**Records:**
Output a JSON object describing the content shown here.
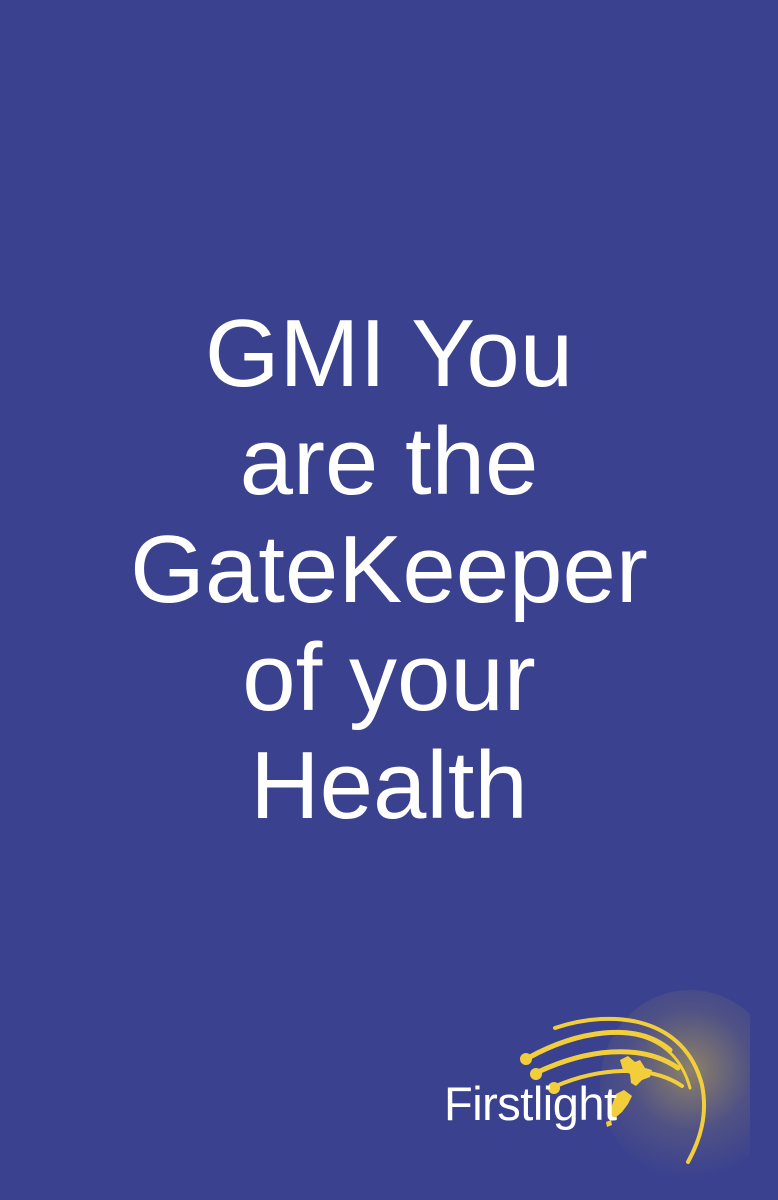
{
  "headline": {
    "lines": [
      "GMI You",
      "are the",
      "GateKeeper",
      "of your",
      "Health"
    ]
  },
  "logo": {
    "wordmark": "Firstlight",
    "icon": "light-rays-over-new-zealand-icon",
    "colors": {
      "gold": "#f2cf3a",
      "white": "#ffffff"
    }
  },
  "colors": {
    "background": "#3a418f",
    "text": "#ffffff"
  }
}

* * *

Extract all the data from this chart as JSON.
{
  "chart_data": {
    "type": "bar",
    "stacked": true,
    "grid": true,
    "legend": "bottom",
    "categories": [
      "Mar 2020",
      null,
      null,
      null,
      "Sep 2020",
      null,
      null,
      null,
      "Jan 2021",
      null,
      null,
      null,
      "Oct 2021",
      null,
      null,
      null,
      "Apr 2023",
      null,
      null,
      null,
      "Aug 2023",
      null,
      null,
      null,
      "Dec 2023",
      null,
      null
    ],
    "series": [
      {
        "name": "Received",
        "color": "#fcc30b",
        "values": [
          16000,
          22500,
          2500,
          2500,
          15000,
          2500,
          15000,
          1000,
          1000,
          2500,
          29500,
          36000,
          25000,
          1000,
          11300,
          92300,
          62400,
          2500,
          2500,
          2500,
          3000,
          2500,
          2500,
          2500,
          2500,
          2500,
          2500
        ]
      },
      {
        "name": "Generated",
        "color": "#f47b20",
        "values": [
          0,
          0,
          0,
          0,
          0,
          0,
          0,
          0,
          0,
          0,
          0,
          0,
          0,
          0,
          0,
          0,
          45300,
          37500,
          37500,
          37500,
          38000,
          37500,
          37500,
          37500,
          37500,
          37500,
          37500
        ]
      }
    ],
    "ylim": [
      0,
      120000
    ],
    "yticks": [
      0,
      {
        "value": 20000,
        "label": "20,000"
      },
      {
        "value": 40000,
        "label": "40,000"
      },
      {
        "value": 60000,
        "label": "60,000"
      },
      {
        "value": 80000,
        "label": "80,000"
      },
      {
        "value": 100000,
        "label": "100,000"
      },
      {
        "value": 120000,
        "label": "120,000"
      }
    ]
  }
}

==

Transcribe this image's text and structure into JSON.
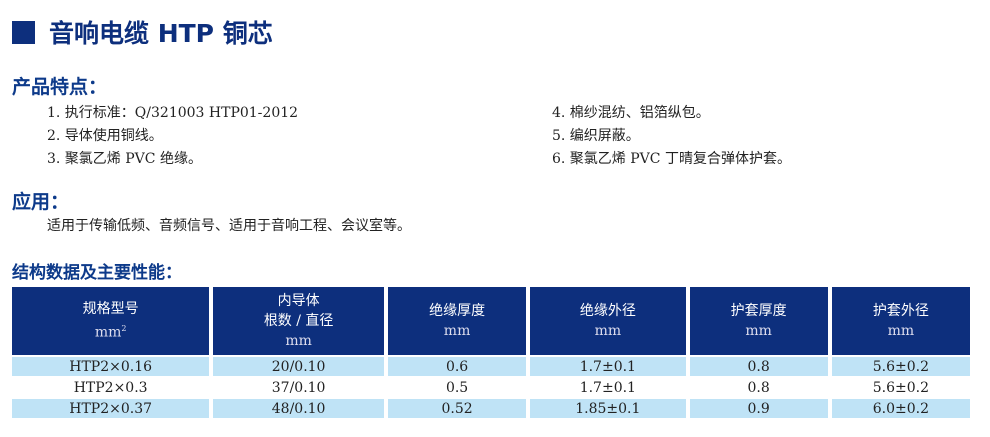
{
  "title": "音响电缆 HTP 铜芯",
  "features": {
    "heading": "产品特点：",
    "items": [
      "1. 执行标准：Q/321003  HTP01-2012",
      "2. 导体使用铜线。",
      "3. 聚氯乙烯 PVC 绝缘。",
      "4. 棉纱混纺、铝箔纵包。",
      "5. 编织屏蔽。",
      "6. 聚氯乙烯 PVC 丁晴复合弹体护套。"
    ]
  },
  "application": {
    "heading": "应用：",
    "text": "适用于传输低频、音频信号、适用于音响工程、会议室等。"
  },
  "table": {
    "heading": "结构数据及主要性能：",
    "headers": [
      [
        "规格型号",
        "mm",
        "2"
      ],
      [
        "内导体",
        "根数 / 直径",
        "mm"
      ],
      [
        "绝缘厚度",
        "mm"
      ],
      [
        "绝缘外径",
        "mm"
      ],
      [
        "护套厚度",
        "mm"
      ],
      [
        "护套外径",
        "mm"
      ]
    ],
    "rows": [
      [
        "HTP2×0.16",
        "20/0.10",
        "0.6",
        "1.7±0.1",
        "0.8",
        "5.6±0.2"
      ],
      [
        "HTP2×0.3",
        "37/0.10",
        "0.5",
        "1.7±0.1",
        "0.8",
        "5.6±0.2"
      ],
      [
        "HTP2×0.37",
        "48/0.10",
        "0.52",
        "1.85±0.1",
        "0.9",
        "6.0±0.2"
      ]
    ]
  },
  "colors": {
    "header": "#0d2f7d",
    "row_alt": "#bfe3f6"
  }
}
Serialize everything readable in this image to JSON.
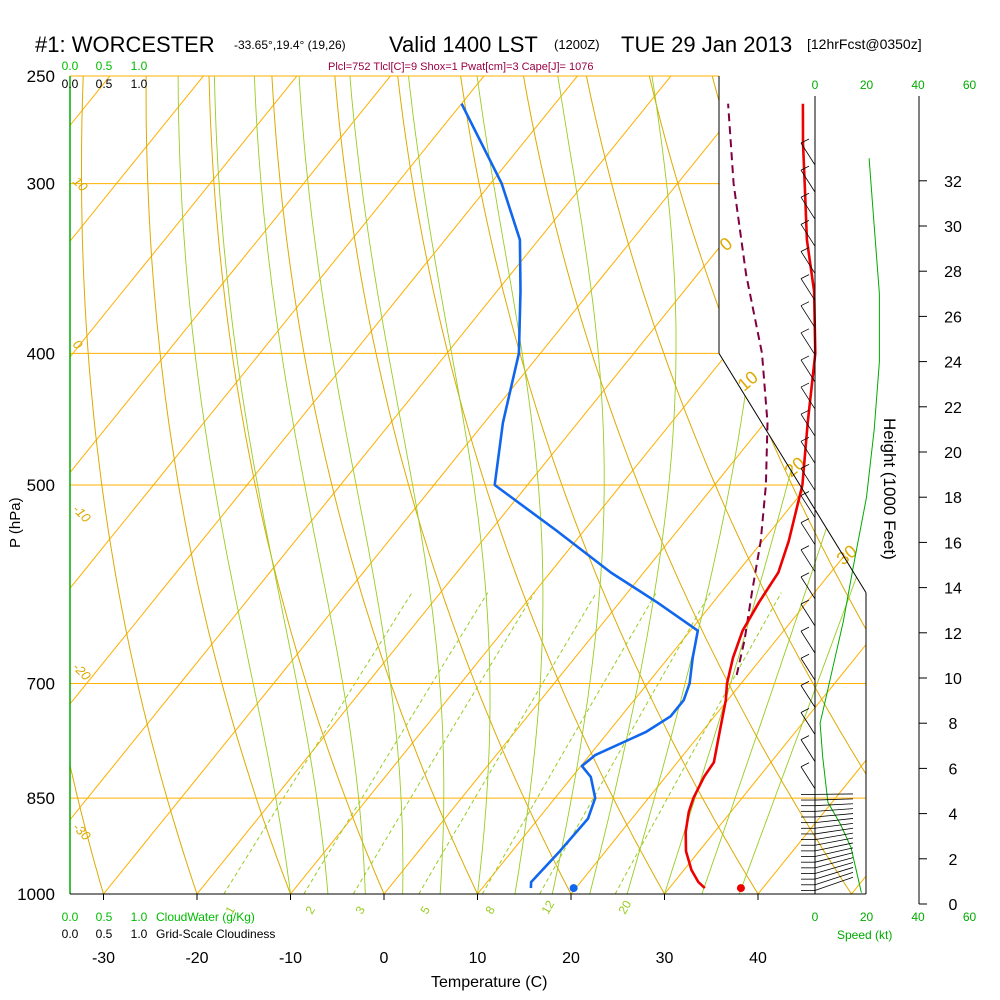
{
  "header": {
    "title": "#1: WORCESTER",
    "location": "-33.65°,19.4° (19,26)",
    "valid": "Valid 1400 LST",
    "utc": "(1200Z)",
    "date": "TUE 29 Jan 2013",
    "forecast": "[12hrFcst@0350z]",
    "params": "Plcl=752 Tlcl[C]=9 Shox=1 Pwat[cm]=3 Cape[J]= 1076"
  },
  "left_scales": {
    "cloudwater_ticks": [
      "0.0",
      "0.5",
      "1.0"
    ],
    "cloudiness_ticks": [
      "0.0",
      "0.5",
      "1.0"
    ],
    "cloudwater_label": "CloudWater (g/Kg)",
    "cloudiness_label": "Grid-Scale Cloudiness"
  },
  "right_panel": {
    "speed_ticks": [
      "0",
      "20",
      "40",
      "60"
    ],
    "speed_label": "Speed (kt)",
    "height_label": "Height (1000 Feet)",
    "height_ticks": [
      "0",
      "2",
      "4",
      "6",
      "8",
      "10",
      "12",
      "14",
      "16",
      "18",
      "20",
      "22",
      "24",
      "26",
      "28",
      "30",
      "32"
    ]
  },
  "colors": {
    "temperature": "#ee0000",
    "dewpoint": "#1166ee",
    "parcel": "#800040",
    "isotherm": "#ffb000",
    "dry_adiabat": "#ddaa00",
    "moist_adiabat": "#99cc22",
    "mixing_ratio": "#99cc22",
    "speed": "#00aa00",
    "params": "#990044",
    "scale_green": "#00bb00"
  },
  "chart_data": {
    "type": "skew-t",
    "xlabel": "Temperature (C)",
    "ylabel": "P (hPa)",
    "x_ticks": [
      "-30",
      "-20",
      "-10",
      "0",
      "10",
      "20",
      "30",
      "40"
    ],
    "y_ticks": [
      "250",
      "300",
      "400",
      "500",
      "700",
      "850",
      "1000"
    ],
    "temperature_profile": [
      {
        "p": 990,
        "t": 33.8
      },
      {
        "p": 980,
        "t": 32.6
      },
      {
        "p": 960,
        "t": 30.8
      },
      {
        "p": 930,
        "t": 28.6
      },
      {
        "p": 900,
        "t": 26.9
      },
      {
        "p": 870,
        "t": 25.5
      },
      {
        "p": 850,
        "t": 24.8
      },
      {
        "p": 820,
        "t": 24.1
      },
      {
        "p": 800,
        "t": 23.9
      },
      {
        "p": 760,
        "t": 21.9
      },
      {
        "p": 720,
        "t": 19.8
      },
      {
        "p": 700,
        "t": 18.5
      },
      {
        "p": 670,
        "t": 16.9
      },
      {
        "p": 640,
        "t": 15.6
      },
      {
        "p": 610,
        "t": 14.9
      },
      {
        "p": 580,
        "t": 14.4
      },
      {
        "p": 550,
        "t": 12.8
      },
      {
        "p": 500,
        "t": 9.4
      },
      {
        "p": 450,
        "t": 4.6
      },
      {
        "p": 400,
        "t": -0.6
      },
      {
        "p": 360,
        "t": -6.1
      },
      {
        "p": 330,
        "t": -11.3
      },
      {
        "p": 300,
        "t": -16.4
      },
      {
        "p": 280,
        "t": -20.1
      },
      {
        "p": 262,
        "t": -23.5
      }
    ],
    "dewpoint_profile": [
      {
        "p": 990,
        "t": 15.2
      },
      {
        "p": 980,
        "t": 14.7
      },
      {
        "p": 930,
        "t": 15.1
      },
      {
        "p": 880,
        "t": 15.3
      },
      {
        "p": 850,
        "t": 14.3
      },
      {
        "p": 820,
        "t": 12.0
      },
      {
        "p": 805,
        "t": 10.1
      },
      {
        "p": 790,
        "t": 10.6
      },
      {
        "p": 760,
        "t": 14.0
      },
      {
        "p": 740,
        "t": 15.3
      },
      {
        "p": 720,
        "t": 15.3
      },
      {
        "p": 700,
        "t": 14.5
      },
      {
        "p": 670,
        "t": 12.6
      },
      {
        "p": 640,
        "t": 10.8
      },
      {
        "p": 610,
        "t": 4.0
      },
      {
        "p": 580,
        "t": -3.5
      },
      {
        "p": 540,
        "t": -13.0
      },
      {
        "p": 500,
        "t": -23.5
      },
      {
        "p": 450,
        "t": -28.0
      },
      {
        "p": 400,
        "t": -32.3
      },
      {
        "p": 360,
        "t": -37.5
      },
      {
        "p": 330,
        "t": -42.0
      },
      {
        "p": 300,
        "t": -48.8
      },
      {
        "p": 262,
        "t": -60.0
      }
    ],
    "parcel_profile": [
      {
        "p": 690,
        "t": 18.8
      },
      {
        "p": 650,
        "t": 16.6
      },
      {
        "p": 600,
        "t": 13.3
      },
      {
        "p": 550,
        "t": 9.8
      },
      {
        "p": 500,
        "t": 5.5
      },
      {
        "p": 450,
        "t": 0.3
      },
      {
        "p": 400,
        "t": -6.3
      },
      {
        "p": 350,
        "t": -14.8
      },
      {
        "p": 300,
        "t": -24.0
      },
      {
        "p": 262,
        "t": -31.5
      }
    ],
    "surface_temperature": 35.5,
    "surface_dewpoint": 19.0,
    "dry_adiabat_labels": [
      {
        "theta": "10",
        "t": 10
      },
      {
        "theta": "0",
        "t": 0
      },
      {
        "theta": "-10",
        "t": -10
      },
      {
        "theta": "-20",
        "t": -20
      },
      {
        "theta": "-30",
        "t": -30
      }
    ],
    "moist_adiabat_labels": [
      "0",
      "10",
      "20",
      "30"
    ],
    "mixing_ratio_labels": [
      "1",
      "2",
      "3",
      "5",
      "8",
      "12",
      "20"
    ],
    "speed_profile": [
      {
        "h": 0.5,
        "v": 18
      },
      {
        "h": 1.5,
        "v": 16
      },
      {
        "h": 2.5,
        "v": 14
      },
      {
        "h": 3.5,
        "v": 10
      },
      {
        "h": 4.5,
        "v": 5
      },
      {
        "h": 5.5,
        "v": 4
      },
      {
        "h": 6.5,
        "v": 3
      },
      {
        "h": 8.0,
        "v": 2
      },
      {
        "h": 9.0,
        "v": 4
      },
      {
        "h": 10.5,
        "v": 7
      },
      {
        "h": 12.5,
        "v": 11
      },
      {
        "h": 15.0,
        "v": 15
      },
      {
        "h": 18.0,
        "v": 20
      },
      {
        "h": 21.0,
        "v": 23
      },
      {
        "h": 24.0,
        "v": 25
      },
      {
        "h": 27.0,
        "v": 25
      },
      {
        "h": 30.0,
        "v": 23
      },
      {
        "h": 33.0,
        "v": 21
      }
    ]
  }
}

**The task:** Using the material above, gather every line that includes "image".

**Written solution:**
Transcribe this image's text and structure into JSON.
Serialize everything readable in this image to JSON.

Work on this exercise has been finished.